> _What you have to do_
Copy every line of the records below that holds the word "right".

○ ○ ○ ○

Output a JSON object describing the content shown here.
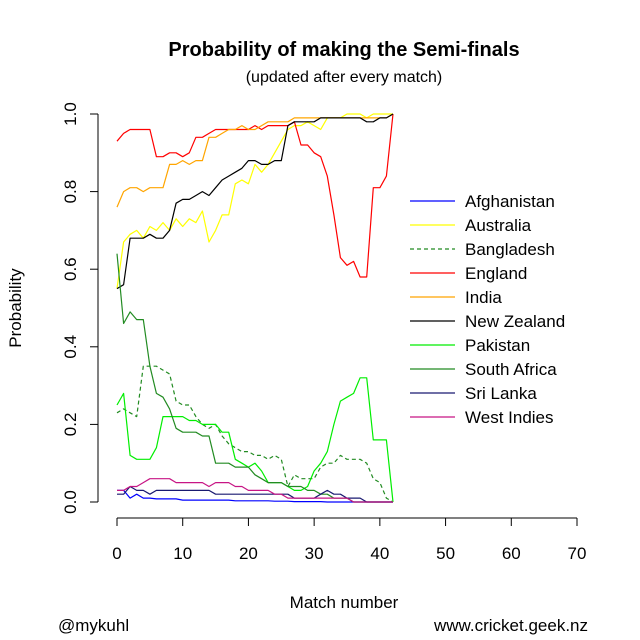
{
  "chart_data": {
    "type": "line",
    "title": "Probability of making the Semi-finals",
    "subtitle": "(updated after every match)",
    "xlabel": "Match number",
    "ylabel": "Probability",
    "xlim": [
      0,
      70
    ],
    "ylim": [
      0,
      1
    ],
    "x_ticks": [
      "0",
      "10",
      "20",
      "30",
      "40",
      "50",
      "60",
      "70"
    ],
    "y_ticks": [
      "0.0",
      "0.2",
      "0.4",
      "0.6",
      "0.8",
      "1.0"
    ],
    "legend_position": "right",
    "series": [
      {
        "name": "Afghanistan",
        "color": "#0000ff",
        "dash": false,
        "values": [
          0.03,
          0.03,
          0.01,
          0.02,
          0.01,
          0.01,
          0.008,
          0.008,
          0.008,
          0.008,
          0.005,
          0.005,
          0.005,
          0.005,
          0.005,
          0.005,
          0.005,
          0.005,
          0.003,
          0.003,
          0.003,
          0.003,
          0.003,
          0.003,
          0.002,
          0.002,
          0.002,
          0.001,
          0.001,
          0.001,
          0.001,
          0.001,
          0.0,
          0.0,
          0.0,
          0.0,
          0.0,
          0.0,
          0.0,
          0.0,
          0.0,
          0.0,
          0.0
        ]
      },
      {
        "name": "Australia",
        "color": "#ffff00",
        "dash": false,
        "values": [
          0.55,
          0.67,
          0.69,
          0.7,
          0.68,
          0.71,
          0.7,
          0.72,
          0.7,
          0.73,
          0.71,
          0.73,
          0.72,
          0.75,
          0.67,
          0.7,
          0.74,
          0.74,
          0.82,
          0.83,
          0.82,
          0.87,
          0.85,
          0.87,
          0.9,
          0.93,
          0.96,
          0.97,
          0.97,
          0.98,
          0.97,
          0.96,
          0.99,
          0.99,
          0.99,
          1.0,
          1.0,
          1.0,
          0.99,
          1.0,
          1.0,
          1.0,
          1.0
        ]
      },
      {
        "name": "Bangladesh",
        "color": "#228b22",
        "dash": true,
        "values": [
          0.23,
          0.24,
          0.23,
          0.22,
          0.35,
          0.35,
          0.35,
          0.34,
          0.33,
          0.26,
          0.25,
          0.25,
          0.22,
          0.2,
          0.19,
          0.2,
          0.17,
          0.15,
          0.14,
          0.13,
          0.13,
          0.12,
          0.12,
          0.11,
          0.12,
          0.11,
          0.04,
          0.07,
          0.06,
          0.06,
          0.06,
          0.09,
          0.1,
          0.1,
          0.12,
          0.11,
          0.11,
          0.11,
          0.1,
          0.06,
          0.05,
          0.01,
          0.0
        ]
      },
      {
        "name": "England",
        "color": "#ff0000",
        "dash": false,
        "values": [
          0.93,
          0.95,
          0.96,
          0.96,
          0.96,
          0.96,
          0.89,
          0.89,
          0.9,
          0.9,
          0.89,
          0.9,
          0.94,
          0.94,
          0.95,
          0.96,
          0.96,
          0.96,
          0.96,
          0.96,
          0.96,
          0.97,
          0.96,
          0.97,
          0.97,
          0.97,
          0.97,
          0.98,
          0.92,
          0.92,
          0.9,
          0.89,
          0.84,
          0.74,
          0.63,
          0.61,
          0.62,
          0.58,
          0.58,
          0.81,
          0.81,
          0.84,
          1.0
        ]
      },
      {
        "name": "India",
        "color": "#ffa500",
        "dash": false,
        "values": [
          0.76,
          0.8,
          0.81,
          0.81,
          0.8,
          0.81,
          0.81,
          0.81,
          0.87,
          0.87,
          0.88,
          0.87,
          0.88,
          0.88,
          0.94,
          0.94,
          0.95,
          0.96,
          0.96,
          0.97,
          0.96,
          0.96,
          0.97,
          0.98,
          0.98,
          0.98,
          0.98,
          0.99,
          0.99,
          0.99,
          0.99,
          0.99,
          0.99,
          0.99,
          0.99,
          0.99,
          0.99,
          0.99,
          0.99,
          0.99,
          0.99,
          0.99,
          1.0
        ]
      },
      {
        "name": "New Zealand",
        "color": "#000000",
        "dash": false,
        "values": [
          0.55,
          0.56,
          0.68,
          0.68,
          0.68,
          0.69,
          0.68,
          0.68,
          0.7,
          0.77,
          0.78,
          0.78,
          0.79,
          0.8,
          0.79,
          0.81,
          0.83,
          0.84,
          0.85,
          0.86,
          0.88,
          0.88,
          0.87,
          0.87,
          0.88,
          0.88,
          0.97,
          0.98,
          0.98,
          0.98,
          0.98,
          0.99,
          0.99,
          0.99,
          0.99,
          0.99,
          0.99,
          0.99,
          0.98,
          0.98,
          0.99,
          0.99,
          1.0
        ]
      },
      {
        "name": "Pakistan",
        "color": "#00ee00",
        "dash": false,
        "values": [
          0.25,
          0.28,
          0.12,
          0.11,
          0.11,
          0.11,
          0.14,
          0.22,
          0.22,
          0.22,
          0.22,
          0.21,
          0.21,
          0.2,
          0.2,
          0.2,
          0.18,
          0.18,
          0.11,
          0.1,
          0.09,
          0.1,
          0.08,
          0.05,
          0.05,
          0.05,
          0.04,
          0.03,
          0.03,
          0.04,
          0.08,
          0.1,
          0.13,
          0.2,
          0.26,
          0.27,
          0.28,
          0.32,
          0.32,
          0.16,
          0.16,
          0.16,
          0.0
        ]
      },
      {
        "name": "South Africa",
        "color": "#228b22",
        "dash": false,
        "values": [
          0.64,
          0.46,
          0.49,
          0.47,
          0.47,
          0.35,
          0.28,
          0.27,
          0.24,
          0.19,
          0.18,
          0.18,
          0.18,
          0.17,
          0.17,
          0.1,
          0.1,
          0.1,
          0.09,
          0.09,
          0.09,
          0.07,
          0.06,
          0.05,
          0.05,
          0.05,
          0.04,
          0.04,
          0.04,
          0.03,
          0.03,
          0.02,
          0.02,
          0.01,
          0.01,
          0.01,
          0.0,
          0.0,
          0.0,
          0.0,
          0.0,
          0.0,
          0.0
        ]
      },
      {
        "name": "Sri Lanka",
        "color": "#191970",
        "dash": false,
        "values": [
          0.02,
          0.02,
          0.04,
          0.03,
          0.03,
          0.02,
          0.03,
          0.03,
          0.03,
          0.03,
          0.03,
          0.03,
          0.03,
          0.03,
          0.03,
          0.02,
          0.02,
          0.02,
          0.02,
          0.02,
          0.02,
          0.02,
          0.02,
          0.02,
          0.02,
          0.02,
          0.02,
          0.01,
          0.01,
          0.01,
          0.01,
          0.02,
          0.03,
          0.02,
          0.02,
          0.01,
          0.01,
          0.01,
          0.0,
          0.0,
          0.0,
          0.0,
          0.0
        ]
      },
      {
        "name": "West Indies",
        "color": "#c71585",
        "dash": false,
        "values": [
          0.03,
          0.03,
          0.04,
          0.04,
          0.05,
          0.06,
          0.06,
          0.06,
          0.06,
          0.05,
          0.05,
          0.05,
          0.05,
          0.05,
          0.04,
          0.05,
          0.05,
          0.05,
          0.04,
          0.04,
          0.03,
          0.03,
          0.03,
          0.03,
          0.02,
          0.02,
          0.01,
          0.01,
          0.01,
          0.01,
          0.01,
          0.01,
          0.01,
          0.01,
          0.01,
          0.01,
          0.0,
          0.0,
          0.0,
          0.0,
          0.0,
          0.0,
          0.0
        ]
      }
    ]
  },
  "credits": {
    "left": "@mykuhl",
    "right": "www.cricket.geek.nz"
  }
}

○ ○ ○ ○

> _Solution below_
    "legend_position": "right",
    "right": "www.cricket.geek.nz"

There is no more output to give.